▸ Record set
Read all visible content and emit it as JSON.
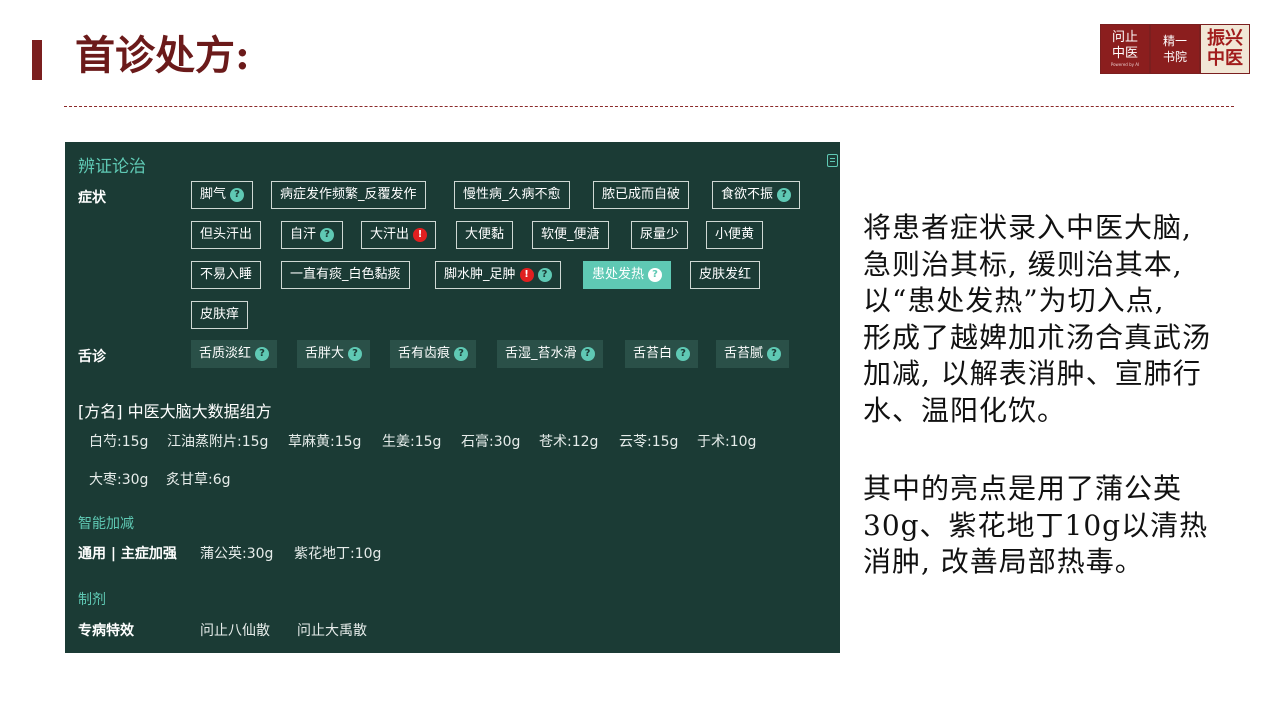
{
  "header": {
    "title": "首诊处方:"
  },
  "logo": {
    "a_line1": "问止",
    "a_line2": "中医",
    "a_sub": "Powered by AI",
    "b_line1": "精一",
    "b_line2": "书院",
    "c_line1": "振兴",
    "c_line2": "中医"
  },
  "panel": {
    "heading": "辨证论治",
    "symptoms_label": "症状",
    "symptoms": [
      {
        "label": "脚气",
        "icon": "?"
      },
      {
        "label": "病症发作频繁_反覆发作"
      },
      {
        "label": "慢性病_久病不愈"
      },
      {
        "label": "脓已成而自破"
      },
      {
        "label": "食欲不振",
        "icon": "?"
      },
      {
        "label": "但头汗出"
      },
      {
        "label": "自汗",
        "icon": "?"
      },
      {
        "label": "大汗出",
        "icon": "!"
      },
      {
        "label": "大便黏"
      },
      {
        "label": "软便_便溏"
      },
      {
        "label": "尿量少"
      },
      {
        "label": "小便黄"
      },
      {
        "label": "不易入睡"
      },
      {
        "label": "一直有痰_白色黏痰"
      },
      {
        "label": "脚水肿_足肿",
        "icon": "!",
        "icon2": "?"
      },
      {
        "label": "患处发热",
        "icon": "?",
        "active": true
      },
      {
        "label": "皮肤发红"
      },
      {
        "label": "皮肤痒"
      }
    ],
    "tongue_label": "舌诊",
    "tongue": [
      {
        "label": "舌质淡红"
      },
      {
        "label": "舌胖大"
      },
      {
        "label": "舌有齿痕"
      },
      {
        "label": "舌湿_苔水滑"
      },
      {
        "label": "舌苔白"
      },
      {
        "label": "舌苔腻"
      }
    ],
    "formula_name": "[方名] 中医大脑大数据组方",
    "herbs": [
      "白芍:15g",
      "江油蒸附片:15g",
      "草麻黄:15g",
      "生姜:15g",
      "石膏:30g",
      "苍术:12g",
      "云苓:15g",
      "于术:10g",
      "大枣:30g",
      "炙甘草:6g"
    ],
    "smart_section": "智能加减",
    "smart_label": "通用 | 主症加强",
    "smart_items": [
      "蒲公英:30g",
      "紫花地丁:10g"
    ],
    "prep_section": "制剂",
    "prep_label": "专病特效",
    "prep_items": [
      "问止八仙散",
      "问止大禹散"
    ]
  },
  "description": {
    "lines1": [
      "将患者症状录入中医大脑,",
      "急则治其标, 缓则治其本,",
      "以“患处发热”为切入点,",
      "形成了越婢加朮汤合真武汤",
      "加减, 以解表消肿、宣肺行",
      "水、温阳化饮。"
    ],
    "lines2": [
      "其中的亮点是用了蒲公英",
      "30g、紫花地丁10g以清热",
      "消肿, 改善局部热毒。"
    ]
  }
}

▸ Direction
Print out the whole of the material word for word, without pictures.

▸ Answer to the exercise
Read all visible content and emit it as JSON.
{
  "header": {
    "title": "首诊处方:"
  },
  "logo": {
    "a_line1": "问止",
    "a_line2": "中医",
    "a_sub": "Powered by AI",
    "b_line1": "精一",
    "b_line2": "书院",
    "c_line1": "振兴",
    "c_line2": "中医"
  },
  "panel": {
    "heading": "辨证论治",
    "symptoms_label": "症状",
    "symptoms": [
      {
        "label": "脚气",
        "icon": "?"
      },
      {
        "label": "病症发作频繁_反覆发作"
      },
      {
        "label": "慢性病_久病不愈"
      },
      {
        "label": "脓已成而自破"
      },
      {
        "label": "食欲不振",
        "icon": "?"
      },
      {
        "label": "但头汗出"
      },
      {
        "label": "自汗",
        "icon": "?"
      },
      {
        "label": "大汗出",
        "icon": "!"
      },
      {
        "label": "大便黏"
      },
      {
        "label": "软便_便溏"
      },
      {
        "label": "尿量少"
      },
      {
        "label": "小便黄"
      },
      {
        "label": "不易入睡"
      },
      {
        "label": "一直有痰_白色黏痰"
      },
      {
        "label": "脚水肿_足肿",
        "icon": "!",
        "icon2": "?"
      },
      {
        "label": "患处发热",
        "icon": "?",
        "active": true
      },
      {
        "label": "皮肤发红"
      },
      {
        "label": "皮肤痒"
      }
    ],
    "tongue_label": "舌诊",
    "tongue": [
      {
        "label": "舌质淡红"
      },
      {
        "label": "舌胖大"
      },
      {
        "label": "舌有齿痕"
      },
      {
        "label": "舌湿_苔水滑"
      },
      {
        "label": "舌苔白"
      },
      {
        "label": "舌苔腻"
      }
    ],
    "formula_name": "[方名] 中医大脑大数据组方",
    "herbs": [
      "白芍:15g",
      "江油蒸附片:15g",
      "草麻黄:15g",
      "生姜:15g",
      "石膏:30g",
      "苍术:12g",
      "云苓:15g",
      "于术:10g",
      "大枣:30g",
      "炙甘草:6g"
    ],
    "smart_section": "智能加减",
    "smart_label": "通用 | 主症加强",
    "smart_items": [
      "蒲公英:30g",
      "紫花地丁:10g"
    ],
    "prep_section": "制剂",
    "prep_label": "专病特效",
    "prep_items": [
      "问止八仙散",
      "问止大禹散"
    ]
  },
  "description": {
    "lines1": [
      "将患者症状录入中医大脑,",
      "急则治其标, 缓则治其本,",
      "以“患处发热”为切入点,",
      "形成了越婢加朮汤合真武汤",
      "加减, 以解表消肿、宣肺行",
      "水、温阳化饮。"
    ],
    "lines2": [
      "其中的亮点是用了蒲公英",
      "30g、紫花地丁10g以清热",
      "消肿, 改善局部热毒。"
    ]
  }
}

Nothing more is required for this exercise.